Within the records below, find each line that holds the string "связи", then copy it.
### MATERIAL PROVIDED
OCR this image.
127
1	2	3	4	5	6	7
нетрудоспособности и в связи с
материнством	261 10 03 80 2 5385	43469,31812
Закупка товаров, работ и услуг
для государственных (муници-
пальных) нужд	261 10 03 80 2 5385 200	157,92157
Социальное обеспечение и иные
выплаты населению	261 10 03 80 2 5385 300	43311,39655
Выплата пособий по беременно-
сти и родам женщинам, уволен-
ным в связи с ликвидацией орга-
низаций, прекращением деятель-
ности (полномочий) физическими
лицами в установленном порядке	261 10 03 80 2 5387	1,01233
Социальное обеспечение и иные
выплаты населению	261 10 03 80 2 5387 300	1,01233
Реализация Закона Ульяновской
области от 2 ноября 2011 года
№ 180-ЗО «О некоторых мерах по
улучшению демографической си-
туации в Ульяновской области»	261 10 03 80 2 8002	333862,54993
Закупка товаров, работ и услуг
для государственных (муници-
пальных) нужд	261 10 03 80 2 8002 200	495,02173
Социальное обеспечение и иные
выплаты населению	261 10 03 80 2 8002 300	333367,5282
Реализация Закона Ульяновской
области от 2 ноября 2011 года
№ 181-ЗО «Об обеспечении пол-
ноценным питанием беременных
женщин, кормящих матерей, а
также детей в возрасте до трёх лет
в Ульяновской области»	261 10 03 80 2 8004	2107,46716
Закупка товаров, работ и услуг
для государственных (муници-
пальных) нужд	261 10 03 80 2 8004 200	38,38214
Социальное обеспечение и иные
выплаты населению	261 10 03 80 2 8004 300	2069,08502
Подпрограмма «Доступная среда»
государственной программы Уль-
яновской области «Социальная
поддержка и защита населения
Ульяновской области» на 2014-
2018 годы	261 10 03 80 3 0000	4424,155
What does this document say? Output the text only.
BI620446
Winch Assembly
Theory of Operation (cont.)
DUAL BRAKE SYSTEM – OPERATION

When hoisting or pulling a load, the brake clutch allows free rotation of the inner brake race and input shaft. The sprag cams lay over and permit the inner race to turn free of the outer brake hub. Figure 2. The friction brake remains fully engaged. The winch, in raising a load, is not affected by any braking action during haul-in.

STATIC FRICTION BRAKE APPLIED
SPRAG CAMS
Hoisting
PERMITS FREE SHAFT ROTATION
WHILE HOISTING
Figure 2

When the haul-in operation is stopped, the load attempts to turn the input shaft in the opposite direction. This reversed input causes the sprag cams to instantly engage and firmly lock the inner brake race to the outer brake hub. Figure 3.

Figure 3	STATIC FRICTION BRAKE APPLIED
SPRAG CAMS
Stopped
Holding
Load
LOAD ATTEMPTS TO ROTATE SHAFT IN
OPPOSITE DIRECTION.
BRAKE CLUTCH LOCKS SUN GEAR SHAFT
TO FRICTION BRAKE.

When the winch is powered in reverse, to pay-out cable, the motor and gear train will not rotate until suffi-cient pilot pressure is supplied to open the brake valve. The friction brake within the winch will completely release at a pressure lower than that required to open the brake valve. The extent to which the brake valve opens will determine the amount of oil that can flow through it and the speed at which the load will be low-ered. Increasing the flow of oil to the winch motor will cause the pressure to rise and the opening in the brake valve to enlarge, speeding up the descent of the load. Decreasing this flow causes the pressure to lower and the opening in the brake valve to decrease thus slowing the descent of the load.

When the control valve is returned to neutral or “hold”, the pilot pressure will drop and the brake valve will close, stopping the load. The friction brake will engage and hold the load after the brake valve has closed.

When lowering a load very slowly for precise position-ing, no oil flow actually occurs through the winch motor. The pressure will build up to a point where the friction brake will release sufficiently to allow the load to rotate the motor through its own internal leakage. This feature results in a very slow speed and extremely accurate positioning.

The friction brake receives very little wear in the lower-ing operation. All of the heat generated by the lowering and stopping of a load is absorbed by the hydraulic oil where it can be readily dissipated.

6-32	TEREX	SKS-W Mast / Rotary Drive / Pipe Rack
######
◆ REPLY TO THE TASK:
нетрудоспособности и в связи с
ным в связи с ликвидацией орга-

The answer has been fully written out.